-------- SELECTED PASSAGE --------

Peppiatt returned to Cambridge with a hangover and Bacon's phone number. For the next 29 years he remained a regular companion, enjoying countless nights out with the artist, before returning home to note down as much of their conversation as he could remember. This enjoyable and sometimes illuminating memoir is a record of their friendship.

As he is at pains to point out, Peppiatt is heterosexual. But such were the epicurean pleasures he enjoyed at the homosexual Bacon's expense, and so great his desire to make his name by writing about art, that he soon grew adept at "brushing off the hand that strayed above the knee" in order to get his stories.


Peppiatt writes in the present tense and brings alive the colourful nights at the Colony Room, where Bacon would hold court and feminine pronouns were de rigueur for all the male clientele. "The more she drinks, the more rubbish she talks," quips Bacon of his Colony companion Denis Wirth-Miller. Meanwhile the landlady, Muriel Belcher, describes Lord Snowdon, who visits for a photo shoot, as "a nice little lady".

-------- MATERIAL TO PROCESS --------

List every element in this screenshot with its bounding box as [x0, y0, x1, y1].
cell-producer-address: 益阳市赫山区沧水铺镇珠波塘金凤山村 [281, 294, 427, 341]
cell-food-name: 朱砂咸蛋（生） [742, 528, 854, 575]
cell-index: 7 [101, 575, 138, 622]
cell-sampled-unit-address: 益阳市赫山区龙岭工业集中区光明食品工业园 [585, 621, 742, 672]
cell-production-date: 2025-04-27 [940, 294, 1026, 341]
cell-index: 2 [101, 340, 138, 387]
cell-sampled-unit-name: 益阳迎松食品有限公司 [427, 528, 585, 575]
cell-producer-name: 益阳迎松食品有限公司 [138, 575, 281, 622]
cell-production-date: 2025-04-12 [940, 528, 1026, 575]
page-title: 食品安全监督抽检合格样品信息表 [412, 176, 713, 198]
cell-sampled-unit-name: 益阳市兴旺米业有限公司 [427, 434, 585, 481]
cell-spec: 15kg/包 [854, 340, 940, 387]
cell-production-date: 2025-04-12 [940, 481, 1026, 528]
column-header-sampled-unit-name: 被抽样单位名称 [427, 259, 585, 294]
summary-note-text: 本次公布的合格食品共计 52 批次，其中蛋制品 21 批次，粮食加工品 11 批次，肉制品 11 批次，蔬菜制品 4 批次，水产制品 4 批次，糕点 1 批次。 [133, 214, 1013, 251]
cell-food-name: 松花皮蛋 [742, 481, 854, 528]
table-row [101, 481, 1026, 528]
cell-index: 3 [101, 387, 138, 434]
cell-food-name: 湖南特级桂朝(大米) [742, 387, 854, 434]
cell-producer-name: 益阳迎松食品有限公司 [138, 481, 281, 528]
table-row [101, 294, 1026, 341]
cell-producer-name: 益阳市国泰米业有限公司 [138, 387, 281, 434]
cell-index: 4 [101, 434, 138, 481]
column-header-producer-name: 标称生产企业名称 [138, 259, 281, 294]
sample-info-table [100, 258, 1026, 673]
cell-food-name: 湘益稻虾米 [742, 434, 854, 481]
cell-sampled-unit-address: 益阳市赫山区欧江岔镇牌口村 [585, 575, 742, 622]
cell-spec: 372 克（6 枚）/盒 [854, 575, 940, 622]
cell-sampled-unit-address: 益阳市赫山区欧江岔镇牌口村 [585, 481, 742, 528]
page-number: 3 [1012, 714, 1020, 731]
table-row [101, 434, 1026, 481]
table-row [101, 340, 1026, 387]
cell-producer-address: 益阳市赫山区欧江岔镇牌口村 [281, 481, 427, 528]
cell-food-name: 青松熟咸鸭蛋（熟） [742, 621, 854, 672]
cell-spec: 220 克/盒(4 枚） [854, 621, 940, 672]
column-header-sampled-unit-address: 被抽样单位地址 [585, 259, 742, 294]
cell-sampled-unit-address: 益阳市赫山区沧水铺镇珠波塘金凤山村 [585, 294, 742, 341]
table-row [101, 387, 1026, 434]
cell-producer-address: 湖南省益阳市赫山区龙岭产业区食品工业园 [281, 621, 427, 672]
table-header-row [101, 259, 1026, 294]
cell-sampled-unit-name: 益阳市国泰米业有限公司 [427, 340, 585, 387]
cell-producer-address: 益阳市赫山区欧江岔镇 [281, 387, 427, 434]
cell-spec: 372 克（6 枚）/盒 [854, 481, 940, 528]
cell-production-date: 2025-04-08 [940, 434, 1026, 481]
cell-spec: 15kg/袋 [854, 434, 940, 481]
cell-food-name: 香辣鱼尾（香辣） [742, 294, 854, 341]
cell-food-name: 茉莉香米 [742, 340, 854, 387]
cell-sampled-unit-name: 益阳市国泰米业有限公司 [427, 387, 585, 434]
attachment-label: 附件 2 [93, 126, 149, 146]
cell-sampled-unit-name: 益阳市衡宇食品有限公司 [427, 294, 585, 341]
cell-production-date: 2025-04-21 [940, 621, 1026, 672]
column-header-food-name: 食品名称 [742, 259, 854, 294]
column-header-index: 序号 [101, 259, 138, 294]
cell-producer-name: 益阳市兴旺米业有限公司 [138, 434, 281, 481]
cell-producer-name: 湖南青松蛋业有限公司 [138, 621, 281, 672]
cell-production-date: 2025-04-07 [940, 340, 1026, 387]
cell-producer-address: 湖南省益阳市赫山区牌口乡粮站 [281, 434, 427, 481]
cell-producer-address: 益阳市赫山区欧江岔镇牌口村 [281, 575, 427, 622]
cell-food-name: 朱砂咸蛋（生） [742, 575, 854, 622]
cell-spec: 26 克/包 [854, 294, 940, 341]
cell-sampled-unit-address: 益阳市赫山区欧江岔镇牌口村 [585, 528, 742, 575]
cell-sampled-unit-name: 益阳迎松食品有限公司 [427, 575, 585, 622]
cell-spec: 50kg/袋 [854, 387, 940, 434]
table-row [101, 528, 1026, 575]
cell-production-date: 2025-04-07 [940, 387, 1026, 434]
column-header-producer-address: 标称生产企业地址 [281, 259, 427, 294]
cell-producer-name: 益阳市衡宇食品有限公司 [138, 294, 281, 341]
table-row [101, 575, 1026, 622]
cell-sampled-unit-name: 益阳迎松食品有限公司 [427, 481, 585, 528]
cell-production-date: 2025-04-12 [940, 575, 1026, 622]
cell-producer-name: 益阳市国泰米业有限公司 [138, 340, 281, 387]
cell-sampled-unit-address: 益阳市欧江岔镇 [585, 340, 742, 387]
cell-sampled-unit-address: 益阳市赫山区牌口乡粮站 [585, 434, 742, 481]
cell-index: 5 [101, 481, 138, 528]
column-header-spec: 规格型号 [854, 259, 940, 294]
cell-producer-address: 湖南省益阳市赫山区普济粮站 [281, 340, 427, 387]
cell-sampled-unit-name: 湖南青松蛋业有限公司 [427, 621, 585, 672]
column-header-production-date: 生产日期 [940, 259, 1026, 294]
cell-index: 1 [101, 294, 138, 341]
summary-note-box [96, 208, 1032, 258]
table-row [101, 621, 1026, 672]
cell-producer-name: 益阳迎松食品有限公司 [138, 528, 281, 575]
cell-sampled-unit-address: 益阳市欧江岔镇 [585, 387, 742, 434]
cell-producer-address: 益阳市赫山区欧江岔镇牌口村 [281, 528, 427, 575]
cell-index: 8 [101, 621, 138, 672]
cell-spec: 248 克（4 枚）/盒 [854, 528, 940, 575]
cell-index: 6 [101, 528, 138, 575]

--------

CHALLENGES ::
• a. Based on the review of Peppiatt's memoir, answer yes or no to each statement and quote the words that decide it: (i) Peppiatt remained a regular companion of Bacon for 29 years. (ii) Peppiatt writes in the past tense. (iii) Peppiatt is homosexual.
• b. Update the entries from their first line through the line containing "cell-production-date: 2025-04-27 [940, 294, 1026, 341]", replacing "cell-food-name" with "cell-product-name". Give only those lines, with everything else unchanged.

ANSWERS TO THE EXERCISE ::
• a.
(i) Yes: "For the next 29 years he remained a regular companion"
(ii) No: "Peppiatt writes in the present tense"
(iii) No: "As he is at pains to point out, Peppiatt is heterosexual."

• b.
List every element in this screenshot with its bounding box as [x0, y0, x1, y1].
cell-producer-address: 益阳市赫山区沧水铺镇珠波塘金凤山村 [281, 294, 427, 341]
cell-product-name: 朱砂咸蛋（生） [742, 528, 854, 575]
cell-index: 7 [101, 575, 138, 622]
cell-sampled-unit-address: 益阳市赫山区龙岭工业集中区光明食品工业园 [585, 621, 742, 672]
cell-production-date: 2025-04-27 [940, 294, 1026, 341]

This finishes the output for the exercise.